## Aim
All of the material below is to be repeated exactly.

## Records
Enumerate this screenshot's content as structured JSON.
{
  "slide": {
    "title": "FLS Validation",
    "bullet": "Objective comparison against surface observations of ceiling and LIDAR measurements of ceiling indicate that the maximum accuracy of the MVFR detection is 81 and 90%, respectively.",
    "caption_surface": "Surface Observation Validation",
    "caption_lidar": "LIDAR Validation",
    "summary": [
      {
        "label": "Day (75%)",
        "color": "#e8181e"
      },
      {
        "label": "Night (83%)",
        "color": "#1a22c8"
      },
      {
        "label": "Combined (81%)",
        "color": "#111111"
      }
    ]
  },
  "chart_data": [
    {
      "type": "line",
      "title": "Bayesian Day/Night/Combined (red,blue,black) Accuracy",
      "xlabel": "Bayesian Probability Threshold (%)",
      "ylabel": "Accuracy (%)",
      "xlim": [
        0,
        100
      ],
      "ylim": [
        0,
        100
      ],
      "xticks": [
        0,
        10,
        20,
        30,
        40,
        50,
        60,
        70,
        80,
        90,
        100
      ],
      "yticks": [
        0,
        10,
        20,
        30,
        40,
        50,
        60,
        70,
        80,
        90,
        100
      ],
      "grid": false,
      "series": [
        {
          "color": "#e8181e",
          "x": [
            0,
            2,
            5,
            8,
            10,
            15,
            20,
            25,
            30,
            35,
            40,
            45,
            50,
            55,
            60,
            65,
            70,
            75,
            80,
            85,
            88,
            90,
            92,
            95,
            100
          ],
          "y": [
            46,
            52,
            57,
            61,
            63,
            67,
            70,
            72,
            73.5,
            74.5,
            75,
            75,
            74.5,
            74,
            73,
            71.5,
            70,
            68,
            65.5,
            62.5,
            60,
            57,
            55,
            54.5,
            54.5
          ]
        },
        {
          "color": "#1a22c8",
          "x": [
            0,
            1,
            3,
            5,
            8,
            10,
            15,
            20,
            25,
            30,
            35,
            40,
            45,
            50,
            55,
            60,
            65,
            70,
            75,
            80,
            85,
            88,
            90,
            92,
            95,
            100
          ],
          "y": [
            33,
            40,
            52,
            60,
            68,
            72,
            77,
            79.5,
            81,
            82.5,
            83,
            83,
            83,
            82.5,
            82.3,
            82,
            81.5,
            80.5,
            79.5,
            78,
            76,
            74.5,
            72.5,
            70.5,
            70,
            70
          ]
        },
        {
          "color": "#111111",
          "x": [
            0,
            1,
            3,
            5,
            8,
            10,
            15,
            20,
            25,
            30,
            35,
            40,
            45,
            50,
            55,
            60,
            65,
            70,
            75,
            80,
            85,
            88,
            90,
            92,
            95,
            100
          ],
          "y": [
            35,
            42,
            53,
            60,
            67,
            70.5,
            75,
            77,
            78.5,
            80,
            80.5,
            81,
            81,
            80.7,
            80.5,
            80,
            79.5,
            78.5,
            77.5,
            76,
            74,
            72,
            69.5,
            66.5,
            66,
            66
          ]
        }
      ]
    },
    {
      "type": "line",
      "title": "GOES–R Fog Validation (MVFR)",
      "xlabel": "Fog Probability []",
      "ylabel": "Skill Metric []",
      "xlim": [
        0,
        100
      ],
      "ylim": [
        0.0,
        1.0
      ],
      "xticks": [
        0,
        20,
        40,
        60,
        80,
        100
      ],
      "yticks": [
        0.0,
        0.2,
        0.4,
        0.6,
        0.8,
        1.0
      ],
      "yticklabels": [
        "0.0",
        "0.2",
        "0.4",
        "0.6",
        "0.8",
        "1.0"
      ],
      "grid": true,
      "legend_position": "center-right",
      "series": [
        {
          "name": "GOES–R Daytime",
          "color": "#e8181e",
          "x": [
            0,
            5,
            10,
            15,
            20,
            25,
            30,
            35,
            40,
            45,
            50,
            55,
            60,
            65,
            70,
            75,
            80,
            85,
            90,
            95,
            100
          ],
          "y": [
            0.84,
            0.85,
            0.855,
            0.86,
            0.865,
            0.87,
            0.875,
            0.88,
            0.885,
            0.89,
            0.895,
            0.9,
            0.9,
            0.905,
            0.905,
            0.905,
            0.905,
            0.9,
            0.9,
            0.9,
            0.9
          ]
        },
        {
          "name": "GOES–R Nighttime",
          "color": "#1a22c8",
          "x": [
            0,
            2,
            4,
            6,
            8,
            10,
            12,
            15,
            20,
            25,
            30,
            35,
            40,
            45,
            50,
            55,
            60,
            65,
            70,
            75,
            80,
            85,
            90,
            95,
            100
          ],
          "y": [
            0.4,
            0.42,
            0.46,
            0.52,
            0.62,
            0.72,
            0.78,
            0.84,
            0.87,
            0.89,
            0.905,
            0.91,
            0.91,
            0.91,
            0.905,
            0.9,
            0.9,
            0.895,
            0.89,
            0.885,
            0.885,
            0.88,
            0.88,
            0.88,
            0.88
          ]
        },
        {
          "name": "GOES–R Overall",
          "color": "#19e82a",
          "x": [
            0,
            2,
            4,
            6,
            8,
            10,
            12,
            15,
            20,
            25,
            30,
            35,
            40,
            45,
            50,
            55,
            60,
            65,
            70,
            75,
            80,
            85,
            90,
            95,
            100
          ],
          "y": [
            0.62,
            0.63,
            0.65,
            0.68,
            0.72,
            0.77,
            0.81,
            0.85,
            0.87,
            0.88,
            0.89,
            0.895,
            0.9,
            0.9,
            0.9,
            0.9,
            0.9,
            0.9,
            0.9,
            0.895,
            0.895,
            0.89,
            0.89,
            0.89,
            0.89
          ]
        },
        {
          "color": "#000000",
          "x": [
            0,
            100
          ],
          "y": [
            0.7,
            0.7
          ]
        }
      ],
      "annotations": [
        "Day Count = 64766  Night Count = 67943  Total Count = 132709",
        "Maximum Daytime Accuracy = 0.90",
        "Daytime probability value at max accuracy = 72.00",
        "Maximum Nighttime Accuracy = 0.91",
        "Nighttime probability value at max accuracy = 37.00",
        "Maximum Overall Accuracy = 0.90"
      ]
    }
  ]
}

## Response to the task
Enumerate this screenshot's content as structured JSON.
{
  "slide": {
    "title": "FLS Validation",
    "bullet": "Objective comparison against surface observations of ceiling and LIDAR measurements of ceiling indicate that the maximum accuracy of the MVFR detection is 81 and 90%, respectively.",
    "caption_surface": "Surface Observation Validation",
    "caption_lidar": "LIDAR Validation",
    "summary": [
      {
        "label": "Day (75%)",
        "color": "#e8181e"
      },
      {
        "label": "Night (83%)",
        "color": "#1a22c8"
      },
      {
        "label": "Combined (81%)",
        "color": "#111111"
      }
    ]
  },
  "chart_data": [
    {
      "type": "line",
      "title": "Bayesian Day/Night/Combined (red,blue,black) Accuracy",
      "xlabel": "Bayesian Probability Threshold (%)",
      "ylabel": "Accuracy (%)",
      "xlim": [
        0,
        100
      ],
      "ylim": [
        0,
        100
      ],
      "xticks": [
        0,
        10,
        20,
        30,
        40,
        50,
        60,
        70,
        80,
        90,
        100
      ],
      "yticks": [
        0,
        10,
        20,
        30,
        40,
        50,
        60,
        70,
        80,
        90,
        100
      ],
      "grid": false,
      "series": [
        {
          "color": "#e8181e",
          "x": [
            0,
            2,
            5,
            8,
            10,
            15,
            20,
            25,
            30,
            35,
            40,
            45,
            50,
            55,
            60,
            65,
            70,
            75,
            80,
            85,
            88,
            90,
            92,
            95,
            100
          ],
          "y": [
            46,
            52,
            57,
            61,
            63,
            67,
            70,
            72,
            73.5,
            74.5,
            75,
            75,
            74.5,
            74,
            73,
            71.5,
            70,
            68,
            65.5,
            62.5,
            60,
            57,
            55,
            54.5,
            54.5
          ]
        },
        {
          "color": "#1a22c8",
          "x": [
            0,
            1,
            3,
            5,
            8,
            10,
            15,
            20,
            25,
            30,
            35,
            40,
            45,
            50,
            55,
            60,
            65,
            70,
            75,
            80,
            85,
            88,
            90,
            92,
            95,
            100
          ],
          "y": [
            33,
            40,
            52,
            60,
            68,
            72,
            77,
            79.5,
            81,
            82.5,
            83,
            83,
            83,
            82.5,
            82.3,
            82,
            81.5,
            80.5,
            79.5,
            78,
            76,
            74.5,
            72.5,
            70.5,
            70,
            70
          ]
        },
        {
          "color": "#111111",
          "x": [
            0,
            1,
            3,
            5,
            8,
            10,
            15,
            20,
            25,
            30,
            35,
            40,
            45,
            50,
            55,
            60,
            65,
            70,
            75,
            80,
            85,
            88,
            90,
            92,
            95,
            100
          ],
          "y": [
            35,
            42,
            53,
            60,
            67,
            70.5,
            75,
            77,
            78.5,
            80,
            80.5,
            81,
            81,
            80.7,
            80.5,
            80,
            79.5,
            78.5,
            77.5,
            76,
            74,
            72,
            69.5,
            66.5,
            66,
            66
          ]
        }
      ]
    },
    {
      "type": "line",
      "title": "GOES–R Fog Validation (MVFR)",
      "xlabel": "Fog Probability []",
      "ylabel": "Skill Metric []",
      "xlim": [
        0,
        100
      ],
      "ylim": [
        0.0,
        1.0
      ],
      "xticks": [
        0,
        20,
        40,
        60,
        80,
        100
      ],
      "yticks": [
        0.0,
        0.2,
        0.4,
        0.6,
        0.8,
        1.0
      ],
      "yticklabels": [
        "0.0",
        "0.2",
        "0.4",
        "0.6",
        "0.8",
        "1.0"
      ],
      "grid": true,
      "legend_position": "center-right",
      "series": [
        {
          "name": "GOES–R Daytime",
          "color": "#e8181e",
          "x": [
            0,
            5,
            10,
            15,
            20,
            25,
            30,
            35,
            40,
            45,
            50,
            55,
            60,
            65,
            70,
            75,
            80,
            85,
            90,
            95,
            100
          ],
          "y": [
            0.84,
            0.85,
            0.855,
            0.86,
            0.865,
            0.87,
            0.875,
            0.88,
            0.885,
            0.89,
            0.895,
            0.9,
            0.9,
            0.905,
            0.905,
            0.905,
            0.905,
            0.9,
            0.9,
            0.9,
            0.9
          ]
        },
        {
          "name": "GOES–R Nighttime",
          "color": "#1a22c8",
          "x": [
            0,
            2,
            4,
            6,
            8,
            10,
            12,
            15,
            20,
            25,
            30,
            35,
            40,
            45,
            50,
            55,
            60,
            65,
            70,
            75,
            80,
            85,
            90,
            95,
            100
          ],
          "y": [
            0.4,
            0.42,
            0.46,
            0.52,
            0.62,
            0.72,
            0.78,
            0.84,
            0.87,
            0.89,
            0.905,
            0.91,
            0.91,
            0.91,
            0.905,
            0.9,
            0.9,
            0.895,
            0.89,
            0.885,
            0.885,
            0.88,
            0.88,
            0.88,
            0.88
          ]
        },
        {
          "name": "GOES–R Overall",
          "color": "#19e82a",
          "x": [
            0,
            2,
            4,
            6,
            8,
            10,
            12,
            15,
            20,
            25,
            30,
            35,
            40,
            45,
            50,
            55,
            60,
            65,
            70,
            75,
            80,
            85,
            90,
            95,
            100
          ],
          "y": [
            0.62,
            0.63,
            0.65,
            0.68,
            0.72,
            0.77,
            0.81,
            0.85,
            0.87,
            0.88,
            0.89,
            0.895,
            0.9,
            0.9,
            0.9,
            0.9,
            0.9,
            0.9,
            0.9,
            0.895,
            0.895,
            0.89,
            0.89,
            0.89,
            0.89
          ]
        },
        {
          "color": "#000000",
          "x": [
            0,
            100
          ],
          "y": [
            0.7,
            0.7
          ]
        }
      ],
      "annotations": [
        "Day Count = 64766  Night Count = 67943  Total Count = 132709",
        "Maximum Daytime Accuracy = 0.90",
        "Daytime probability value at max accuracy = 72.00",
        "Maximum Nighttime Accuracy = 0.91",
        "Nighttime probability value at max accuracy = 37.00",
        "Maximum Overall Accuracy = 0.90"
      ]
    }
  ]
}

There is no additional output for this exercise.